Goal
Restate the full set of records exactly, word for word.

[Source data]
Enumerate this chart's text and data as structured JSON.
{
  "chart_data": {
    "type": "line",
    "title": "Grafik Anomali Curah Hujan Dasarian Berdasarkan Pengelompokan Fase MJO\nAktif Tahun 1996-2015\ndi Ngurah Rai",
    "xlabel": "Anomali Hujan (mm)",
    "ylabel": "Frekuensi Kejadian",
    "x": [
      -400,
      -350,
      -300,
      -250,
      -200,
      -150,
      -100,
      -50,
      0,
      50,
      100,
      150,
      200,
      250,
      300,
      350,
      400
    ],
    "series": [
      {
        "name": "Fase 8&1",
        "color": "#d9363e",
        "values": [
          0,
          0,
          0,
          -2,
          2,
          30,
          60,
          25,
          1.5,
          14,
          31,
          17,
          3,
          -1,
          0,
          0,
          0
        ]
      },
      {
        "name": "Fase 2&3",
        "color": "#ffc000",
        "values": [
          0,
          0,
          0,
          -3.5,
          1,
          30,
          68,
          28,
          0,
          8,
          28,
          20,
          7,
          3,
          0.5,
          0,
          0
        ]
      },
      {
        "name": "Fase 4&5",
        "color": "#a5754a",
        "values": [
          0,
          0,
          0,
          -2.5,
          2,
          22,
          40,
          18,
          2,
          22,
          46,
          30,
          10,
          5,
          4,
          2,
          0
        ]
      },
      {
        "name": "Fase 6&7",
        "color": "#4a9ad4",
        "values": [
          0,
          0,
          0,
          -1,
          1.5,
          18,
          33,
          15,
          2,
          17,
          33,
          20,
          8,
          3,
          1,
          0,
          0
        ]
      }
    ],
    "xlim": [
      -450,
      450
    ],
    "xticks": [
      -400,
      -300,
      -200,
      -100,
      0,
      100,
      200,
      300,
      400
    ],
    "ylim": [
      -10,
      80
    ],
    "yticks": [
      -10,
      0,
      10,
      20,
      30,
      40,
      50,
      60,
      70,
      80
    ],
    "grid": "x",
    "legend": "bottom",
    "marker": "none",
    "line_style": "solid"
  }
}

Complete response
Enumerate this chart's text and data as structured JSON.
{
  "chart_data": {
    "type": "line",
    "title": "Grafik Anomali Curah Hujan Dasarian Berdasarkan Pengelompokan Fase MJO\nAktif Tahun 1996-2015\ndi Ngurah Rai",
    "xlabel": "Anomali Hujan (mm)",
    "ylabel": "Frekuensi Kejadian",
    "x": [
      -400,
      -350,
      -300,
      -250,
      -200,
      -150,
      -100,
      -50,
      0,
      50,
      100,
      150,
      200,
      250,
      300,
      350,
      400
    ],
    "series": [
      {
        "name": "Fase 8&1",
        "color": "#d9363e",
        "values": [
          0,
          0,
          0,
          -2,
          2,
          30,
          60,
          25,
          1.5,
          14,
          31,
          17,
          3,
          -1,
          0,
          0,
          0
        ]
      },
      {
        "name": "Fase 2&3",
        "color": "#ffc000",
        "values": [
          0,
          0,
          0,
          -3.5,
          1,
          30,
          68,
          28,
          0,
          8,
          28,
          20,
          7,
          3,
          0.5,
          0,
          0
        ]
      },
      {
        "name": "Fase 4&5",
        "color": "#a5754a",
        "values": [
          0,
          0,
          0,
          -2.5,
          2,
          22,
          40,
          18,
          2,
          22,
          46,
          30,
          10,
          5,
          4,
          2,
          0
        ]
      },
      {
        "name": "Fase 6&7",
        "color": "#4a9ad4",
        "values": [
          0,
          0,
          0,
          -1,
          1.5,
          18,
          33,
          15,
          2,
          17,
          33,
          20,
          8,
          3,
          1,
          0,
          0
        ]
      }
    ],
    "xlim": [
      -450,
      450
    ],
    "xticks": [
      -400,
      -300,
      -200,
      -100,
      0,
      100,
      200,
      300,
      400
    ],
    "ylim": [
      -10,
      80
    ],
    "yticks": [
      -10,
      0,
      10,
      20,
      30,
      40,
      50,
      60,
      70,
      80
    ],
    "grid": "x",
    "legend": "bottom",
    "marker": "none",
    "line_style": "solid"
  }
}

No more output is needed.